> [Exercise objective]: Copy out the lines that include the word "match".

> [Supplied material]:
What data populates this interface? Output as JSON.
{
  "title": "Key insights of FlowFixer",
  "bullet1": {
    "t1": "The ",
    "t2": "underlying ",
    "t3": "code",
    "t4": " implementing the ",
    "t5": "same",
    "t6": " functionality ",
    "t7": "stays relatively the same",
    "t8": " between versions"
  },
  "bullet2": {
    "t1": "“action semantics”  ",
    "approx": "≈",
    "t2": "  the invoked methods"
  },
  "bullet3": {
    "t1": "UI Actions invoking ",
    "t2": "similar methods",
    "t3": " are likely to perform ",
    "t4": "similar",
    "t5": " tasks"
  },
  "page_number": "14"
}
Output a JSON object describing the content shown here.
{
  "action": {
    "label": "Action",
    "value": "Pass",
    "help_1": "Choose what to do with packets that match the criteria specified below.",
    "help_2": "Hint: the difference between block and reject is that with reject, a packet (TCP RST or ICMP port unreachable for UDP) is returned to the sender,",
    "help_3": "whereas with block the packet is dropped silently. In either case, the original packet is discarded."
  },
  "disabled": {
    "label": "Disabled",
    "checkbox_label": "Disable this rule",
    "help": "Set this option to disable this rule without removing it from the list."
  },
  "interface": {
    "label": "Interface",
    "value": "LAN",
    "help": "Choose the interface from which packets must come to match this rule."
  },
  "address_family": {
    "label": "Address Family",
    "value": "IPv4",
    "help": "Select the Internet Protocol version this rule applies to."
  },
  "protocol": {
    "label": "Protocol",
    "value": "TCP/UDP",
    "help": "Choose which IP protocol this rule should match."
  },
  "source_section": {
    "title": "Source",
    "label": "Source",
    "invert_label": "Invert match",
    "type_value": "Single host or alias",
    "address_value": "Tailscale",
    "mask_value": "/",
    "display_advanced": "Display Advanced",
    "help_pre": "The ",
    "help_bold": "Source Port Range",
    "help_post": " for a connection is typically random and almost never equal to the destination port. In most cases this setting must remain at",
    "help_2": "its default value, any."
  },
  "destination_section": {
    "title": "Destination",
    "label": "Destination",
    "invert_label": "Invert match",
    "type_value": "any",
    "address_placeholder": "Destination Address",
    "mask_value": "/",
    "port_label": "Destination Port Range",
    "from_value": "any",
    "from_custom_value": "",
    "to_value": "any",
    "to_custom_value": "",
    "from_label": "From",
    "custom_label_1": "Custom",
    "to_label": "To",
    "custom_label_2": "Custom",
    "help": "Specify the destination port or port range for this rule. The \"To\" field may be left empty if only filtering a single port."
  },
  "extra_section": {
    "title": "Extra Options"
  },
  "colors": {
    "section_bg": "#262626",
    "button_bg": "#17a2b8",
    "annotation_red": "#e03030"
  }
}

> [Response to the exercise]:
    "help_1": "Choose what to do with packets that match the criteria specified below.",
    "help": "Choose the interface from which packets must come to match this rule."
    "help": "Choose which IP protocol this rule should match."
    "invert_label": "Invert match",
    "invert_label": "Invert match",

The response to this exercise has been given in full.